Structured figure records
* * *

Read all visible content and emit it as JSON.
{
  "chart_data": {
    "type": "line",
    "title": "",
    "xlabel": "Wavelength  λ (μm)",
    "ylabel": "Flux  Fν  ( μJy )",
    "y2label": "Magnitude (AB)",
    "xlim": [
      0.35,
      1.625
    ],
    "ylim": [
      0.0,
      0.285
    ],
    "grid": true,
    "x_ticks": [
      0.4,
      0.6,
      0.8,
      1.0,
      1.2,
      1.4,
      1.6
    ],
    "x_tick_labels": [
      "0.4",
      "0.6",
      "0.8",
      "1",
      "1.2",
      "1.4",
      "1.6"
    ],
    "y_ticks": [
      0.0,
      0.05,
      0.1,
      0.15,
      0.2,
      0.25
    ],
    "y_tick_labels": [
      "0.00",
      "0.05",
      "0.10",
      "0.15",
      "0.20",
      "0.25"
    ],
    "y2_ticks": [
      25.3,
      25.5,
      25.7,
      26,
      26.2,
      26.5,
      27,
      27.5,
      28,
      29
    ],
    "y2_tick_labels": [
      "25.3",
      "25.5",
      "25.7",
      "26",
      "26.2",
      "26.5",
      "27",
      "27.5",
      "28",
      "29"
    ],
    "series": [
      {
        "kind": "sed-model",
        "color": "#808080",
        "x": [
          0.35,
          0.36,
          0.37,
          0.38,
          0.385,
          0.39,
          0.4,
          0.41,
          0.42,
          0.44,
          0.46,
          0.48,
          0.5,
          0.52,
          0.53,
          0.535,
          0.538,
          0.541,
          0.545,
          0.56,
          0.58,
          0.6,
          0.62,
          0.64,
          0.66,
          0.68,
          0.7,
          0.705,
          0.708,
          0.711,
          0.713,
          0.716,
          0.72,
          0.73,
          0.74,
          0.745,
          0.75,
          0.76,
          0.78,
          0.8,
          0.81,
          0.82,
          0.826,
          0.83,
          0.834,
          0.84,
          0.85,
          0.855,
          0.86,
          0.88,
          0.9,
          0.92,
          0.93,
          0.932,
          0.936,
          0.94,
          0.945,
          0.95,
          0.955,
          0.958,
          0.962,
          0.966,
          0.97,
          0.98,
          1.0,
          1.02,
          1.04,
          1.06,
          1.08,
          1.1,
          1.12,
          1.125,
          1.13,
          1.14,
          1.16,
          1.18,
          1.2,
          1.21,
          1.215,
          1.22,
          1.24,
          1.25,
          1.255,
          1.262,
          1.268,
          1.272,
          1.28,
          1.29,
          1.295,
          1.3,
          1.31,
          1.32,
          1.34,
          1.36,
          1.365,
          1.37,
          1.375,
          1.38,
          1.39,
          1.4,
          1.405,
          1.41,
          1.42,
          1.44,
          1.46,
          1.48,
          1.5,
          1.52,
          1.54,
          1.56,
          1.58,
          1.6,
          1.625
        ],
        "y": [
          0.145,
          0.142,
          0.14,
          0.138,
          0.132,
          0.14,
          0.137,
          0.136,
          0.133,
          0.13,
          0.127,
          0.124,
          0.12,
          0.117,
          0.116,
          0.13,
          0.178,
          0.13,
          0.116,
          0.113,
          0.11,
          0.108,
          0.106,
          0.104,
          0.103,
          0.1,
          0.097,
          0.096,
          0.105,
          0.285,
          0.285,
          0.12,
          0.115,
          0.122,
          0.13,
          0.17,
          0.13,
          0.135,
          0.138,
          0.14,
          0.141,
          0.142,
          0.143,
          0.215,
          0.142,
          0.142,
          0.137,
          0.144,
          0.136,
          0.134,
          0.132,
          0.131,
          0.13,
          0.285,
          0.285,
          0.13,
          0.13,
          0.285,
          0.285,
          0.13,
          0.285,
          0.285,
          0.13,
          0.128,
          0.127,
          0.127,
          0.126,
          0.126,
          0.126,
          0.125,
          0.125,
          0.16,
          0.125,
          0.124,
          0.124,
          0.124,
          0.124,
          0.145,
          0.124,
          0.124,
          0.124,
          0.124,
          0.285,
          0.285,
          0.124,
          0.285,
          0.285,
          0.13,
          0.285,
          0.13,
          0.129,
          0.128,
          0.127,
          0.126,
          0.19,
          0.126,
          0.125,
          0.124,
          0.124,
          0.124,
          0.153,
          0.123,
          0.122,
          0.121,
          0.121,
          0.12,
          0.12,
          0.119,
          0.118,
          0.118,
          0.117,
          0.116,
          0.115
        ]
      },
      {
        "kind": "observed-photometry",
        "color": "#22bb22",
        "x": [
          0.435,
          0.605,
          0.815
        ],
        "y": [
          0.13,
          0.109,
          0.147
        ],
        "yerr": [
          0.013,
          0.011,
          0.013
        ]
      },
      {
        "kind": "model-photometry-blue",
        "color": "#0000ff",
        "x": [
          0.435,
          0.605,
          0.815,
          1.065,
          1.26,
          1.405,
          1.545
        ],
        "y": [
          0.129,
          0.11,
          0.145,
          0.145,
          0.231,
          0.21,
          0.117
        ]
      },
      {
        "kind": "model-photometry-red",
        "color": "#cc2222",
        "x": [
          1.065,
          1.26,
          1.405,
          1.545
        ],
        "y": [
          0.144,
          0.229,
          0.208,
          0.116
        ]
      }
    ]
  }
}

* * *

**EXERCISE OBJECTIVE**
Write an exact transcription of every entry above.

**ANSWER TO THE EXERCISE**
Read all visible content and emit it as JSON.
{
  "chart_data": {
    "type": "line",
    "title": "",
    "xlabel": "Wavelength  λ (μm)",
    "ylabel": "Flux  Fν  ( μJy )",
    "y2label": "Magnitude (AB)",
    "xlim": [
      0.35,
      1.625
    ],
    "ylim": [
      0.0,
      0.285
    ],
    "grid": true,
    "x_ticks": [
      0.4,
      0.6,
      0.8,
      1.0,
      1.2,
      1.4,
      1.6
    ],
    "x_tick_labels": [
      "0.4",
      "0.6",
      "0.8",
      "1",
      "1.2",
      "1.4",
      "1.6"
    ],
    "y_ticks": [
      0.0,
      0.05,
      0.1,
      0.15,
      0.2,
      0.25
    ],
    "y_tick_labels": [
      "0.00",
      "0.05",
      "0.10",
      "0.15",
      "0.20",
      "0.25"
    ],
    "y2_ticks": [
      25.3,
      25.5,
      25.7,
      26,
      26.2,
      26.5,
      27,
      27.5,
      28,
      29
    ],
    "y2_tick_labels": [
      "25.3",
      "25.5",
      "25.7",
      "26",
      "26.2",
      "26.5",
      "27",
      "27.5",
      "28",
      "29"
    ],
    "series": [
      {
        "kind": "sed-model",
        "color": "#808080",
        "x": [
          0.35,
          0.36,
          0.37,
          0.38,
          0.385,
          0.39,
          0.4,
          0.41,
          0.42,
          0.44,
          0.46,
          0.48,
          0.5,
          0.52,
          0.53,
          0.535,
          0.538,
          0.541,
          0.545,
          0.56,
          0.58,
          0.6,
          0.62,
          0.64,
          0.66,
          0.68,
          0.7,
          0.705,
          0.708,
          0.711,
          0.713,
          0.716,
          0.72,
          0.73,
          0.74,
          0.745,
          0.75,
          0.76,
          0.78,
          0.8,
          0.81,
          0.82,
          0.826,
          0.83,
          0.834,
          0.84,
          0.85,
          0.855,
          0.86,
          0.88,
          0.9,
          0.92,
          0.93,
          0.932,
          0.936,
          0.94,
          0.945,
          0.95,
          0.955,
          0.958,
          0.962,
          0.966,
          0.97,
          0.98,
          1.0,
          1.02,
          1.04,
          1.06,
          1.08,
          1.1,
          1.12,
          1.125,
          1.13,
          1.14,
          1.16,
          1.18,
          1.2,
          1.21,
          1.215,
          1.22,
          1.24,
          1.25,
          1.255,
          1.262,
          1.268,
          1.272,
          1.28,
          1.29,
          1.295,
          1.3,
          1.31,
          1.32,
          1.34,
          1.36,
          1.365,
          1.37,
          1.375,
          1.38,
          1.39,
          1.4,
          1.405,
          1.41,
          1.42,
          1.44,
          1.46,
          1.48,
          1.5,
          1.52,
          1.54,
          1.56,
          1.58,
          1.6,
          1.625
        ],
        "y": [
          0.145,
          0.142,
          0.14,
          0.138,
          0.132,
          0.14,
          0.137,
          0.136,
          0.133,
          0.13,
          0.127,
          0.124,
          0.12,
          0.117,
          0.116,
          0.13,
          0.178,
          0.13,
          0.116,
          0.113,
          0.11,
          0.108,
          0.106,
          0.104,
          0.103,
          0.1,
          0.097,
          0.096,
          0.105,
          0.285,
          0.285,
          0.12,
          0.115,
          0.122,
          0.13,
          0.17,
          0.13,
          0.135,
          0.138,
          0.14,
          0.141,
          0.142,
          0.143,
          0.215,
          0.142,
          0.142,
          0.137,
          0.144,
          0.136,
          0.134,
          0.132,
          0.131,
          0.13,
          0.285,
          0.285,
          0.13,
          0.13,
          0.285,
          0.285,
          0.13,
          0.285,
          0.285,
          0.13,
          0.128,
          0.127,
          0.127,
          0.126,
          0.126,
          0.126,
          0.125,
          0.125,
          0.16,
          0.125,
          0.124,
          0.124,
          0.124,
          0.124,
          0.145,
          0.124,
          0.124,
          0.124,
          0.124,
          0.285,
          0.285,
          0.124,
          0.285,
          0.285,
          0.13,
          0.285,
          0.13,
          0.129,
          0.128,
          0.127,
          0.126,
          0.19,
          0.126,
          0.125,
          0.124,
          0.124,
          0.124,
          0.153,
          0.123,
          0.122,
          0.121,
          0.121,
          0.12,
          0.12,
          0.119,
          0.118,
          0.118,
          0.117,
          0.116,
          0.115
        ]
      },
      {
        "kind": "observed-photometry",
        "color": "#22bb22",
        "x": [
          0.435,
          0.605,
          0.815
        ],
        "y": [
          0.13,
          0.109,
          0.147
        ],
        "yerr": [
          0.013,
          0.011,
          0.013
        ]
      },
      {
        "kind": "model-photometry-blue",
        "color": "#0000ff",
        "x": [
          0.435,
          0.605,
          0.815,
          1.065,
          1.26,
          1.405,
          1.545
        ],
        "y": [
          0.129,
          0.11,
          0.145,
          0.145,
          0.231,
          0.21,
          0.117
        ]
      },
      {
        "kind": "model-photometry-red",
        "color": "#cc2222",
        "x": [
          1.065,
          1.26,
          1.405,
          1.545
        ],
        "y": [
          0.144,
          0.229,
          0.208,
          0.116
        ]
      }
    ]
  }
}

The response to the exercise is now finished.